Start
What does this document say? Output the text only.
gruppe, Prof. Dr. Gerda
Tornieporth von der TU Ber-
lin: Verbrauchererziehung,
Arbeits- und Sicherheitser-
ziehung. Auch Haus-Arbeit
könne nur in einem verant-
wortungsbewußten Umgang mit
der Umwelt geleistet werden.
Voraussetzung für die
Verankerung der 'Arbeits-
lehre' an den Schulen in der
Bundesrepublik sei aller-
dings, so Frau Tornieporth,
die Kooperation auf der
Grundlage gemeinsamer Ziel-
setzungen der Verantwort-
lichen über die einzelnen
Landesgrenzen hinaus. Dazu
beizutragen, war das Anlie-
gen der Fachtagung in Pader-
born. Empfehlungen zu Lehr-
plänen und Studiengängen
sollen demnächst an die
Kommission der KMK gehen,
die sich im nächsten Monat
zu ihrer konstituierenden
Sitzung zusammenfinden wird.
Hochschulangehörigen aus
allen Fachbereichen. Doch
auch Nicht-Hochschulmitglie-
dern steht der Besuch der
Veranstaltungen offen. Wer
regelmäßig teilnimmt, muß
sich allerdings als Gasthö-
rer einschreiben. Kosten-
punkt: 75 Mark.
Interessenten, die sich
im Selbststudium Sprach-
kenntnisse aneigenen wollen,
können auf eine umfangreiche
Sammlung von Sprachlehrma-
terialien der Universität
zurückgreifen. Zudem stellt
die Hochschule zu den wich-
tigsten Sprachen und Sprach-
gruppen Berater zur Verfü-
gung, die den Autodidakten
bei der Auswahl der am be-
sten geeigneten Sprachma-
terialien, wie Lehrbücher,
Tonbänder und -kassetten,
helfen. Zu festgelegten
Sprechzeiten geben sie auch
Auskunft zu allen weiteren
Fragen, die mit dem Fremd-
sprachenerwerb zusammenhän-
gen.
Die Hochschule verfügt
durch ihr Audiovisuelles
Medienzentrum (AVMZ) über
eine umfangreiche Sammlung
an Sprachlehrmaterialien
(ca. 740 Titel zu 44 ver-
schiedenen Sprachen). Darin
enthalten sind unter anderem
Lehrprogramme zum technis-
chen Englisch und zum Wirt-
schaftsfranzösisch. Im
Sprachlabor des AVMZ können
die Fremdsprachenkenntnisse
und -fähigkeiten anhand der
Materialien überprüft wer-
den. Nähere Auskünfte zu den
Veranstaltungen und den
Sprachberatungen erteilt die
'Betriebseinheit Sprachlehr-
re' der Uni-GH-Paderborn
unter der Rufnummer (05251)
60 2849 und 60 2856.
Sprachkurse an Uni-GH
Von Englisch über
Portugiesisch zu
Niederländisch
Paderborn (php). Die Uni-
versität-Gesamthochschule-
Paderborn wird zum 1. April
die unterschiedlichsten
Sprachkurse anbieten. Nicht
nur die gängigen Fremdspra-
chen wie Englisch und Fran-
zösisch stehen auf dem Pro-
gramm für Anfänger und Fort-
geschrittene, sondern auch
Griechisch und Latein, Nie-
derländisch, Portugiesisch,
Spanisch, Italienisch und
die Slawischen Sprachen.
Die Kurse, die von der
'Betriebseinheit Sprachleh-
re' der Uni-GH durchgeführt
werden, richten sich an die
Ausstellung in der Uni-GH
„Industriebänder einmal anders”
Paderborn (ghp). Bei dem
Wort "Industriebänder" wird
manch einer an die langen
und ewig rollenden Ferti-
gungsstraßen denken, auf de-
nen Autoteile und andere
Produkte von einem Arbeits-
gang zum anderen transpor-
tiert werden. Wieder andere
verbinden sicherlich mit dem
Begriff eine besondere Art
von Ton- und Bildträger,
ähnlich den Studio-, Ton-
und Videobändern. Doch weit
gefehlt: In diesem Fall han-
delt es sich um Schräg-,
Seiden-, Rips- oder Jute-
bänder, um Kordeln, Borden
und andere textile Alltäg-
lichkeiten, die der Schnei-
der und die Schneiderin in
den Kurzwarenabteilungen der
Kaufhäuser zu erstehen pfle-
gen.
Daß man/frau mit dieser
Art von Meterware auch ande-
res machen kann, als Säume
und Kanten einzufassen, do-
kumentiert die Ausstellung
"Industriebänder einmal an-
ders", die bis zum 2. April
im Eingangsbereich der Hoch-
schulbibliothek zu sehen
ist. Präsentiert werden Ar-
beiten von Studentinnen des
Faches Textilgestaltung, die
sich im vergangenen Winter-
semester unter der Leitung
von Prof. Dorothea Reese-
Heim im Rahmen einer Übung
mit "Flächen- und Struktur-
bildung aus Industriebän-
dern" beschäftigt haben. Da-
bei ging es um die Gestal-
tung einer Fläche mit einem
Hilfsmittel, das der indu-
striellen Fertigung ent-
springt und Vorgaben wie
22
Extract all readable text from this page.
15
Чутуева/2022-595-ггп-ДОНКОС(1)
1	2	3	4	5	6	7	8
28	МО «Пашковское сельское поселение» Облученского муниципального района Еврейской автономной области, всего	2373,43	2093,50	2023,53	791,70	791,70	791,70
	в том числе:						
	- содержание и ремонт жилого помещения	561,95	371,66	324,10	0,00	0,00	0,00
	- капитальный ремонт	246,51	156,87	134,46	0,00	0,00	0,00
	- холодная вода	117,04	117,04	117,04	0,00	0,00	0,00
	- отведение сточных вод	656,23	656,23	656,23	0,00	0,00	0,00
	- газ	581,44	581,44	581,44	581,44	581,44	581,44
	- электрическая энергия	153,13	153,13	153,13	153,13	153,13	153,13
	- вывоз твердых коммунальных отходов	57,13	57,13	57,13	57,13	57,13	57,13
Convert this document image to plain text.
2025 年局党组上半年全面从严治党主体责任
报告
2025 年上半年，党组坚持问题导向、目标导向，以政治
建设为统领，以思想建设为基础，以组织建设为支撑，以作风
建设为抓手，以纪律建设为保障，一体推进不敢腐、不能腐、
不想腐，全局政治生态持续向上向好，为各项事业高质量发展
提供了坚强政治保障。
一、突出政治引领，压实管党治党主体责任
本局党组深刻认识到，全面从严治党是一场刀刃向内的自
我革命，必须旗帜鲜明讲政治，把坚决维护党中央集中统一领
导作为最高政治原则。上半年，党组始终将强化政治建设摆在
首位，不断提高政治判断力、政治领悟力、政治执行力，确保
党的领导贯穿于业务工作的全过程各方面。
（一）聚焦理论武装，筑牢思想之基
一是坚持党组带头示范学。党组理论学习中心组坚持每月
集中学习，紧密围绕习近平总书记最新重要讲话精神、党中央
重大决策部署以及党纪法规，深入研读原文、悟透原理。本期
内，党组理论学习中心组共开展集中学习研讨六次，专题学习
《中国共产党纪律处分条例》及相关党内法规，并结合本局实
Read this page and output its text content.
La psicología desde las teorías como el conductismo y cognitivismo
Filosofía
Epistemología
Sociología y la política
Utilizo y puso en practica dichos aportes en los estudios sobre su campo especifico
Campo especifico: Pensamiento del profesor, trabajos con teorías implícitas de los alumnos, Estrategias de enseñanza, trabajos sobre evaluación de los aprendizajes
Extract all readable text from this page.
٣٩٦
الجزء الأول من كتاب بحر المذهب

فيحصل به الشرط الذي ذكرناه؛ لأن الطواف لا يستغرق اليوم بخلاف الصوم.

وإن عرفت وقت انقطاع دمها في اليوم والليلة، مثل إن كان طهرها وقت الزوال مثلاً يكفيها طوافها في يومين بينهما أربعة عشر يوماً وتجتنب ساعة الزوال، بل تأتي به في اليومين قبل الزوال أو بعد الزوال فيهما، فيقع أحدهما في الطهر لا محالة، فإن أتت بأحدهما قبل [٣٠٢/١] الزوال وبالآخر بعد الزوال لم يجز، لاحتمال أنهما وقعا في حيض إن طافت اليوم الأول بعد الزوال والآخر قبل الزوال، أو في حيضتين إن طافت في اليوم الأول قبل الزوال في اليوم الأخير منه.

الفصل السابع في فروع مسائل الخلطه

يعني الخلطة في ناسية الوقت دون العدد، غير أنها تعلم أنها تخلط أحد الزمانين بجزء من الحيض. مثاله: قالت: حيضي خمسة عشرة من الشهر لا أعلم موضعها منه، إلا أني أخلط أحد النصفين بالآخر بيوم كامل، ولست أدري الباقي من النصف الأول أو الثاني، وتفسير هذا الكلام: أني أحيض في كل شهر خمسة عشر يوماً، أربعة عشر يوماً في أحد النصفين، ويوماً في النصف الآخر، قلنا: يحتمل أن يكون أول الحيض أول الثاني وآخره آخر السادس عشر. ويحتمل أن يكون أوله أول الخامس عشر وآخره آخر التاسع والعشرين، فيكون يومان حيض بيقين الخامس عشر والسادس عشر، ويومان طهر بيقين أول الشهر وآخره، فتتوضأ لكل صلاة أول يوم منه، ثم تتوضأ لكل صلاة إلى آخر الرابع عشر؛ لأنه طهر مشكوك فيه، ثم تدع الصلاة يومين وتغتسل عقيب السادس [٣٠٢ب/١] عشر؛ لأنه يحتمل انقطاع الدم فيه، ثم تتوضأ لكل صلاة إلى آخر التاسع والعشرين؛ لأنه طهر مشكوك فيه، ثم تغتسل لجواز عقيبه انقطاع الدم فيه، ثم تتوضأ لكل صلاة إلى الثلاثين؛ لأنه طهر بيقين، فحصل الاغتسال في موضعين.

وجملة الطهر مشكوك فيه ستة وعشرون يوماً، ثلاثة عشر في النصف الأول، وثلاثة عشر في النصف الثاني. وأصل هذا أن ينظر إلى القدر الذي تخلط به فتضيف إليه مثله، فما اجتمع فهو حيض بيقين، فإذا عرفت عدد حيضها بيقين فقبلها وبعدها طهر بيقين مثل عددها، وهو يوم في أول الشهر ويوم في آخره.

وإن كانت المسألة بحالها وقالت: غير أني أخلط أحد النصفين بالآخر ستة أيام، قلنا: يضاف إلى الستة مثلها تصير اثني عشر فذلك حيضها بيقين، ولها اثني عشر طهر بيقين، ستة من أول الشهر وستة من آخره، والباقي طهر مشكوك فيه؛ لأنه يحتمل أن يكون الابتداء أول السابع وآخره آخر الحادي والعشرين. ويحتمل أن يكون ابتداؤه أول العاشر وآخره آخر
End
§ **Instructions for the task**: From the data above, copy each line where the string "AVMZ" appears.

§ **Exercise output**:
Medienzentrum (AVMZ) über
Sprachlabor des AVMZ können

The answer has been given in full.